── Record excerpts ──
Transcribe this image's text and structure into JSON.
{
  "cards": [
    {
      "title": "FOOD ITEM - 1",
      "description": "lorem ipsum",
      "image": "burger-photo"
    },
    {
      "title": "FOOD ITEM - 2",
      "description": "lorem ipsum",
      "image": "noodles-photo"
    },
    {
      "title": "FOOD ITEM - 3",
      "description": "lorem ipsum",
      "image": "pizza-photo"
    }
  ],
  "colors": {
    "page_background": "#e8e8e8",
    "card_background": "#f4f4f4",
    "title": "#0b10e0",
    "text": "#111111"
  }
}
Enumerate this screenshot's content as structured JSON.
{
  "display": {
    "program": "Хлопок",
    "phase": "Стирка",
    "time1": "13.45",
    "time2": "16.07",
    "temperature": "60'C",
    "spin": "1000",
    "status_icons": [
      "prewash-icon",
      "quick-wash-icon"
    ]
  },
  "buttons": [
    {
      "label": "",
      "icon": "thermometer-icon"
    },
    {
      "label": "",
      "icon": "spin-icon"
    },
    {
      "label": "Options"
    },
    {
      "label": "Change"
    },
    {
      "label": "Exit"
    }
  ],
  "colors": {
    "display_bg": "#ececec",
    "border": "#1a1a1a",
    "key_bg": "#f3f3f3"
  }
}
───
Task instructions:
Filter the records above and return every line that holds the word "ITEM".

Expected output:
      "title": "FOOD ITEM - 1",
      "title": "FOOD ITEM - 2",
      "title": "FOOD ITEM - 3",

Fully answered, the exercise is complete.